(Records excerpted from a collection)
+--

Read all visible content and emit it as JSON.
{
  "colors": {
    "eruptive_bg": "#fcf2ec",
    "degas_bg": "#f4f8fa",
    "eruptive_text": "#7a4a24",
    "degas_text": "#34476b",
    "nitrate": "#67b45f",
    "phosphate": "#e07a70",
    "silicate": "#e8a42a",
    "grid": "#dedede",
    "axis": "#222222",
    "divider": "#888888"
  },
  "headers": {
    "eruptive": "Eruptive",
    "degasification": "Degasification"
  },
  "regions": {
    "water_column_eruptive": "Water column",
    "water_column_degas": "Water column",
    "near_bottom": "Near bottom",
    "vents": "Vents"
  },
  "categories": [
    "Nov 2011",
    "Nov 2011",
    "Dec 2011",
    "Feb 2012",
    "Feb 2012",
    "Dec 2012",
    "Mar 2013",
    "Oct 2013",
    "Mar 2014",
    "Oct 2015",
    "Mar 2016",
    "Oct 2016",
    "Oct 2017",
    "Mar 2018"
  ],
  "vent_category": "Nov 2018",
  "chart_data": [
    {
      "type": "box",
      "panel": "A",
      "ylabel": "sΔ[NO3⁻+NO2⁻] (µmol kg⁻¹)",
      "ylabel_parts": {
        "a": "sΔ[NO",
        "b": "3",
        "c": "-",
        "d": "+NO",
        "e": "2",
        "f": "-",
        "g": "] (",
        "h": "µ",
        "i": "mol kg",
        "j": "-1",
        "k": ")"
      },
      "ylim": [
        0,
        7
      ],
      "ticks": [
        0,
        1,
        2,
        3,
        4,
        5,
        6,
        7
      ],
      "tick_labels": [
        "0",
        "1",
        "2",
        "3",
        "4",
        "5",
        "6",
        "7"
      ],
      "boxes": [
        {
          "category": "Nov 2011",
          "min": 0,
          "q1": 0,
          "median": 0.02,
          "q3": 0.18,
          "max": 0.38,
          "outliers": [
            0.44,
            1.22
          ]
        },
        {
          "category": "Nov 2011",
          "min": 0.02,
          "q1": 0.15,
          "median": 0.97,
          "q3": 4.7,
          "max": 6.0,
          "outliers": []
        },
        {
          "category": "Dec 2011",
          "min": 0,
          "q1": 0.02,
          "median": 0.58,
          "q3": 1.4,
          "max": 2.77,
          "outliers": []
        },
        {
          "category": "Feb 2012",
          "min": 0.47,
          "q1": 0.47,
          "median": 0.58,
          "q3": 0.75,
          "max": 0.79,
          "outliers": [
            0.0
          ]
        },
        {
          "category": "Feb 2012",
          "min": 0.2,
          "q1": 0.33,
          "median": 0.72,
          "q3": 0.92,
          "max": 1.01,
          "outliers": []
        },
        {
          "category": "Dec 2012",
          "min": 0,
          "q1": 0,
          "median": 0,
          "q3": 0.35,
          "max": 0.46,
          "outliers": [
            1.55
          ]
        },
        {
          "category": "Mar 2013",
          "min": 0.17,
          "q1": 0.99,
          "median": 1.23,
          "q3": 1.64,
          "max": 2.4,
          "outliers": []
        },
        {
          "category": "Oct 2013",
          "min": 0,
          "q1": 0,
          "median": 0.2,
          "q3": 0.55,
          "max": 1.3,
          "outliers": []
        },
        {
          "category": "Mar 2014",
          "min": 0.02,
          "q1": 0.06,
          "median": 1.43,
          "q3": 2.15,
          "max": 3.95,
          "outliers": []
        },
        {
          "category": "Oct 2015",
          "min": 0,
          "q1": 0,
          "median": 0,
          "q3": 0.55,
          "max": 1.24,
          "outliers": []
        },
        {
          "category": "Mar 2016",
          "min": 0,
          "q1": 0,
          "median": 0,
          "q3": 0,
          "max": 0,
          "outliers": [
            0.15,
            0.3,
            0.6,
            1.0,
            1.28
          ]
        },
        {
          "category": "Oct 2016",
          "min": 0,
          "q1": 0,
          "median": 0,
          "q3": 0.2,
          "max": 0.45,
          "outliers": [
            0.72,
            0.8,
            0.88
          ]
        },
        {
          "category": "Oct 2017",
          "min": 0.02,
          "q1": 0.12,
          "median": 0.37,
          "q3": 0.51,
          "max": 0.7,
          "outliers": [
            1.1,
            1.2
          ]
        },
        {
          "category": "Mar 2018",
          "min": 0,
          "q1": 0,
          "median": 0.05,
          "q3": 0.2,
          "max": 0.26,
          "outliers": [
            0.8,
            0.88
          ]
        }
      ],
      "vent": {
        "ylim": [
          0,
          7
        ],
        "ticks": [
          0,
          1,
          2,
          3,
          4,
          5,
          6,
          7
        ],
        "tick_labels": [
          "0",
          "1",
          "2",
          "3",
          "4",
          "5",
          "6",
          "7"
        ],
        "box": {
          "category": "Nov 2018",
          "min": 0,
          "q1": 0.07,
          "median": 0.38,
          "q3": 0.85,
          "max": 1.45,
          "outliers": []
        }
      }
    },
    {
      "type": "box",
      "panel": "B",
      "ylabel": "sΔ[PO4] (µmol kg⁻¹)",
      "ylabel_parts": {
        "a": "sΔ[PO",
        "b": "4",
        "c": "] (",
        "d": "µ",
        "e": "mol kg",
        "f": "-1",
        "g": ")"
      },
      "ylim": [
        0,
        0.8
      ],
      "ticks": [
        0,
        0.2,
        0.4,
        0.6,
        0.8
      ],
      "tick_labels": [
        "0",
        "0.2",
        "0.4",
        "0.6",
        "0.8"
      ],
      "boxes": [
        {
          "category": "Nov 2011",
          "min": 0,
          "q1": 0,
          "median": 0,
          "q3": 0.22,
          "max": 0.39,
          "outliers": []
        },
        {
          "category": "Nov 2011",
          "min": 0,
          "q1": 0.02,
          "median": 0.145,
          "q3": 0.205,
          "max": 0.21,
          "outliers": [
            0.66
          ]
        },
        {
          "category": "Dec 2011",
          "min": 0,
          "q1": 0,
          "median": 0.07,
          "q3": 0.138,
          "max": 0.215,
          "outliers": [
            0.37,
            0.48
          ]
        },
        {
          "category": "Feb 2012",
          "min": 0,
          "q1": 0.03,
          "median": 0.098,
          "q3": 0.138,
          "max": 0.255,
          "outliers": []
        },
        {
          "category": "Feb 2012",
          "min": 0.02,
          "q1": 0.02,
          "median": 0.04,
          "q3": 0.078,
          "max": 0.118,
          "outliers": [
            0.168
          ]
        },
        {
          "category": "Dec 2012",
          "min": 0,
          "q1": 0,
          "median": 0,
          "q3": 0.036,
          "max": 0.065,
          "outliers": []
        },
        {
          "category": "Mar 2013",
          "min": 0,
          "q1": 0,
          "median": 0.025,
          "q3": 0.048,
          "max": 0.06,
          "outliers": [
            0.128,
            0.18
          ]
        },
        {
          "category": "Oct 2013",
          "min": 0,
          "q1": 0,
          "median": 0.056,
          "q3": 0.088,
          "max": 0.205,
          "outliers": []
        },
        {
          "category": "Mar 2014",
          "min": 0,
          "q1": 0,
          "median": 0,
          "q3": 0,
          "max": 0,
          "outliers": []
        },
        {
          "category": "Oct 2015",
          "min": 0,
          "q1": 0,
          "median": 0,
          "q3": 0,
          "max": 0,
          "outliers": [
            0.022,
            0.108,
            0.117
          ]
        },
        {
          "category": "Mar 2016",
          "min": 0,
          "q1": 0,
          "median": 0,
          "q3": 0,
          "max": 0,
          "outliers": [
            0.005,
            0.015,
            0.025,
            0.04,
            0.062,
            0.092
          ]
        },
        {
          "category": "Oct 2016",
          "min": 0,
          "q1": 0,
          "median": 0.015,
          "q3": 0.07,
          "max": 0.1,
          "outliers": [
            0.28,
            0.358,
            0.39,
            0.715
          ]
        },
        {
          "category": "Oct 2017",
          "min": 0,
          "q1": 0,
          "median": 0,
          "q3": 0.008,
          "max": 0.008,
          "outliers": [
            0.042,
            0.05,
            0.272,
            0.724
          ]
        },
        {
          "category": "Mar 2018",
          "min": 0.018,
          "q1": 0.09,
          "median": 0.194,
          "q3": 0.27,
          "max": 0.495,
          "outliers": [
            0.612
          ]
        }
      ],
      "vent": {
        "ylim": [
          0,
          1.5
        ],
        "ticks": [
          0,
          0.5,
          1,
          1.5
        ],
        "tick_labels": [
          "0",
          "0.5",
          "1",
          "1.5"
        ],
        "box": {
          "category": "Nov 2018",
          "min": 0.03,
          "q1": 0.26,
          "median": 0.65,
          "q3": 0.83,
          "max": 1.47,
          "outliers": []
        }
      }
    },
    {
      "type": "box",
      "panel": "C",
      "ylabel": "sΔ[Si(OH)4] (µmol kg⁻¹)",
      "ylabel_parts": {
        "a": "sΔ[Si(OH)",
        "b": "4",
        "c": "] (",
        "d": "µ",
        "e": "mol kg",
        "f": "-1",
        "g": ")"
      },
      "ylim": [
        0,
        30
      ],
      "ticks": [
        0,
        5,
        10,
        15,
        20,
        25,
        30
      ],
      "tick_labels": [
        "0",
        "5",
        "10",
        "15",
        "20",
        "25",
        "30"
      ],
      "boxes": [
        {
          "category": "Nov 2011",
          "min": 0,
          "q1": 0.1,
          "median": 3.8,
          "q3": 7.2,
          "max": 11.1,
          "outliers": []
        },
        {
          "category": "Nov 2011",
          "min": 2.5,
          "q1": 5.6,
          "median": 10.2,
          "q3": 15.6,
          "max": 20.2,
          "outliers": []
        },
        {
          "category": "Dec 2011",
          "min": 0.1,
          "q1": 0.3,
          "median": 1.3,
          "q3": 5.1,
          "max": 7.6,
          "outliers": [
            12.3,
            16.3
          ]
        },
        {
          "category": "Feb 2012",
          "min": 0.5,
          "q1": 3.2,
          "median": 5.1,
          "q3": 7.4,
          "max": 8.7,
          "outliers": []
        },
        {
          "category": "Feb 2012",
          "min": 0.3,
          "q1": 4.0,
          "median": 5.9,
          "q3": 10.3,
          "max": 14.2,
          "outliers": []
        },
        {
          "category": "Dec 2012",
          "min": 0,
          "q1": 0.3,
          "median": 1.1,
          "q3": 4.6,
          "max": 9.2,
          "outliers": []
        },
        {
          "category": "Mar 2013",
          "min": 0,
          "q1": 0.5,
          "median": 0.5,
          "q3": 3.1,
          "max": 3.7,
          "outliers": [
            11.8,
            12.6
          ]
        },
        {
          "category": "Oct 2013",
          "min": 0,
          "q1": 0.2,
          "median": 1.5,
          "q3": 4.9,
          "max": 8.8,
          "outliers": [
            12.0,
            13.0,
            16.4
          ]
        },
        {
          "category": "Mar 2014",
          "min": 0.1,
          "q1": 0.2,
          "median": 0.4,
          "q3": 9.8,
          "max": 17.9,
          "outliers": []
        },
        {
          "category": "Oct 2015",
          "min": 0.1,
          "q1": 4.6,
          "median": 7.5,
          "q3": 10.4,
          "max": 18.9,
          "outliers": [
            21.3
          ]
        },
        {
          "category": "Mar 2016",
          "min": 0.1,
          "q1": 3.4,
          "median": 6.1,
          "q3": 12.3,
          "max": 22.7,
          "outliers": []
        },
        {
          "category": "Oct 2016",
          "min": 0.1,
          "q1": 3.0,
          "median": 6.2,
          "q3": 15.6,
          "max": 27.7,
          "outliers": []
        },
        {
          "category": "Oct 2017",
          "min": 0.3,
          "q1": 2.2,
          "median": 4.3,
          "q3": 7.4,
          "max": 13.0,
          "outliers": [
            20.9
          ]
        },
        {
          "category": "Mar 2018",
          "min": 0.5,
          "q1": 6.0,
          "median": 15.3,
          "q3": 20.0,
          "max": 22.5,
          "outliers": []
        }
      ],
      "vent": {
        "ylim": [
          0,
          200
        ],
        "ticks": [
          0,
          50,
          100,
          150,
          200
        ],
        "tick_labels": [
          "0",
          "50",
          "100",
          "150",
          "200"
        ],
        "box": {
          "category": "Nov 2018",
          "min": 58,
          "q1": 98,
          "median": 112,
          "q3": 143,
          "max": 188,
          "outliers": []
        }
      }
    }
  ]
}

+--

REQUIRED WORK
Which lines hold the word "µmol"? Copy every one of them.

SOLVED EXERCISE
      "ylabel": "sΔ[NO3⁻+NO2⁻] (µmol kg⁻¹)",
      "ylabel": "sΔ[PO4] (µmol kg⁻¹)",
      "ylabel": "sΔ[Si(OH)4] (µmol kg⁻¹)",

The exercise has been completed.